* [Prompt]: Show every line that has the string "nanometer" in it.

* [Supplied data]:

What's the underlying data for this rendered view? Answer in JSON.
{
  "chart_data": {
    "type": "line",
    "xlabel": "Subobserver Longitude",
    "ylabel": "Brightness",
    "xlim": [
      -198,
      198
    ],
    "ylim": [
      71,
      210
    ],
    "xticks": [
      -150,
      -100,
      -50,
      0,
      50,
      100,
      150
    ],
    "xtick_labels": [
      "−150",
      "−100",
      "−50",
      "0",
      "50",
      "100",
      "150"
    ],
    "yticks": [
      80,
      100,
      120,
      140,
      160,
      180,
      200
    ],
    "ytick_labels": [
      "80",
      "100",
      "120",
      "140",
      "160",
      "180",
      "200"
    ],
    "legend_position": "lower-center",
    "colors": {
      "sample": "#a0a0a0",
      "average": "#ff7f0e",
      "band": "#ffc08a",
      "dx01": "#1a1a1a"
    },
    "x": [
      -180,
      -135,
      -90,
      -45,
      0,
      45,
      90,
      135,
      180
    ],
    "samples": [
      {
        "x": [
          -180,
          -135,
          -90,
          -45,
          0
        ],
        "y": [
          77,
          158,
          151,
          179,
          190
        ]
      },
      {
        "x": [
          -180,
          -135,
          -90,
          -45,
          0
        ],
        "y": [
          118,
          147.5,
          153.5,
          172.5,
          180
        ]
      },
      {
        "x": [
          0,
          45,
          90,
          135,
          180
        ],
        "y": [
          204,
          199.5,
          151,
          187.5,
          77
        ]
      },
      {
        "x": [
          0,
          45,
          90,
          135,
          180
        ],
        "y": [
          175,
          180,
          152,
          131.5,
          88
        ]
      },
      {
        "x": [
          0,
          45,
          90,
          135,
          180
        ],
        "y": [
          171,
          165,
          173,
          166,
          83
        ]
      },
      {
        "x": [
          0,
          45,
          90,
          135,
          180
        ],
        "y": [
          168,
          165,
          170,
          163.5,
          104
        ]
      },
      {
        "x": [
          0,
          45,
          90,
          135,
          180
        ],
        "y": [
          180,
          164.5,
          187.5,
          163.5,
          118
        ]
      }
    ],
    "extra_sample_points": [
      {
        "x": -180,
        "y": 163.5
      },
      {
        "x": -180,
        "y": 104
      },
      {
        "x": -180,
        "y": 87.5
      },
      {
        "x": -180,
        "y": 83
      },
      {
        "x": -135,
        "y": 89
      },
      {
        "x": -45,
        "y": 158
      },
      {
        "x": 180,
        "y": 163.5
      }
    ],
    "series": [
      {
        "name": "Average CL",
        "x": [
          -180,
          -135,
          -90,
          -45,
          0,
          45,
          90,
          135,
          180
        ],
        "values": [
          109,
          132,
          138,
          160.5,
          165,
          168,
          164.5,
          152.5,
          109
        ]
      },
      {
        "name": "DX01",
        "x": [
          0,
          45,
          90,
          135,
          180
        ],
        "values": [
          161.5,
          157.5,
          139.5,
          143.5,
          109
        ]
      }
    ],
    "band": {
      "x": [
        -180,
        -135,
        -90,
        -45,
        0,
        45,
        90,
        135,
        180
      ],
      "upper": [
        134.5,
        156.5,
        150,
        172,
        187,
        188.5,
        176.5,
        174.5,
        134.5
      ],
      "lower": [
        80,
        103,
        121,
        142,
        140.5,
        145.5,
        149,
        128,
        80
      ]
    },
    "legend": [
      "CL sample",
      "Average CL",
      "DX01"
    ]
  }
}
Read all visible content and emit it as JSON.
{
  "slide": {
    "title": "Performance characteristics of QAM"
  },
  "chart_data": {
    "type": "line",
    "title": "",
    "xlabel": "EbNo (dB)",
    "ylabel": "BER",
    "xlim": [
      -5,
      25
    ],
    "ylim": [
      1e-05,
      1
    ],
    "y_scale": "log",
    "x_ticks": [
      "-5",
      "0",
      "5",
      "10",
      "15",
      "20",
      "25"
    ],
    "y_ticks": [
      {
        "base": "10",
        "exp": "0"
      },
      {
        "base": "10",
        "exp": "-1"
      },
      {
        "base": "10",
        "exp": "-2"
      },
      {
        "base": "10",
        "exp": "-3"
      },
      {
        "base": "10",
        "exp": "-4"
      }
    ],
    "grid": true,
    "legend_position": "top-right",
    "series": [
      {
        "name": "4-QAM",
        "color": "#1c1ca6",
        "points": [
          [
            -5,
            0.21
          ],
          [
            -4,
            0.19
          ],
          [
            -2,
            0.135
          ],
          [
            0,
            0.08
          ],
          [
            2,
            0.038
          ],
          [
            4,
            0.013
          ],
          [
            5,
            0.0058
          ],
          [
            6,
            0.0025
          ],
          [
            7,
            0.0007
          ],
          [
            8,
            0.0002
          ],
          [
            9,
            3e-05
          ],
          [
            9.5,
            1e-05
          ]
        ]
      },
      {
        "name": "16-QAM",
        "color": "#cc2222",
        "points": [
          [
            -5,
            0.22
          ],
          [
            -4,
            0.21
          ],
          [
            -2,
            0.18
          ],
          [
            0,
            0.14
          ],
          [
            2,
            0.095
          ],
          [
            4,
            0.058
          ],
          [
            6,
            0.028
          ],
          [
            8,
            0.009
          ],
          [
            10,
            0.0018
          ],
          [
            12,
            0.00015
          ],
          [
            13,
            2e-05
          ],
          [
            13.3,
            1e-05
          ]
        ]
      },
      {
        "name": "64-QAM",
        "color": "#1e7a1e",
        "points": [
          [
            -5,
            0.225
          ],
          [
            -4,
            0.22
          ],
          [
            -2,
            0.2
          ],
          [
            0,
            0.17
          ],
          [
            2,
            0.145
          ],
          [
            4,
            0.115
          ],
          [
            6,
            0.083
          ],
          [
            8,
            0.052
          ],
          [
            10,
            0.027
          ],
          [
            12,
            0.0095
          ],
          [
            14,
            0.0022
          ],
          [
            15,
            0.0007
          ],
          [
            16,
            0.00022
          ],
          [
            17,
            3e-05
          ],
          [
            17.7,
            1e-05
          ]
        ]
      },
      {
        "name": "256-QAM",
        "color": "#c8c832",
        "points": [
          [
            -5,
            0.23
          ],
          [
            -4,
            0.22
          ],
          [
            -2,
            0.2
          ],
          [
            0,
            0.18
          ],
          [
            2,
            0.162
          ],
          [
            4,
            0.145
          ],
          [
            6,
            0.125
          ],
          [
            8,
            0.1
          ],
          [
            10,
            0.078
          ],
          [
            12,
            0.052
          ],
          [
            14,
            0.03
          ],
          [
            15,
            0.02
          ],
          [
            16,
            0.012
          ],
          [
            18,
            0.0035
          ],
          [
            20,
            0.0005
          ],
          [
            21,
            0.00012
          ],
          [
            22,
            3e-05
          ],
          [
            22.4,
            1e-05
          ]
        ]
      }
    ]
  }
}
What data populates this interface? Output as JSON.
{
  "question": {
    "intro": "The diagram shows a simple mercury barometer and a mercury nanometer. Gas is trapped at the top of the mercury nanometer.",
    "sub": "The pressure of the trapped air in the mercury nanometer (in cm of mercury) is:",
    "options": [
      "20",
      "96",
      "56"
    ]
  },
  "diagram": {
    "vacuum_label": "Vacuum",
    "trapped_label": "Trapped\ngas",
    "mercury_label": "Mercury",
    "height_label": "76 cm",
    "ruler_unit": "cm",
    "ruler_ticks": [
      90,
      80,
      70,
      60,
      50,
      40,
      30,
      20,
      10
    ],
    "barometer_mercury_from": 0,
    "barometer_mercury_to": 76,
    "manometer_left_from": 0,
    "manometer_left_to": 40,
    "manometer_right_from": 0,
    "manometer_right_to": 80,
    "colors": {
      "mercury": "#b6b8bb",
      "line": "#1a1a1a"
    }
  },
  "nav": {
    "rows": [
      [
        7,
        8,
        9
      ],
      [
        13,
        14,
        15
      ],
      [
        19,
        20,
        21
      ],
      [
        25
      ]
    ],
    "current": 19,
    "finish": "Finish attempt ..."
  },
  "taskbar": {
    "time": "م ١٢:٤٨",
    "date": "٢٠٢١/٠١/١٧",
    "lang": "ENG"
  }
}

* [Expected answer]:
    "intro": "The diagram shows a simple mercury barometer and a mercury nanometer. Gas is trapped at the top of the mercury nanometer.",
    "sub": "The pressure of the trapped air in the mercury nanometer (in cm of mercury) is:",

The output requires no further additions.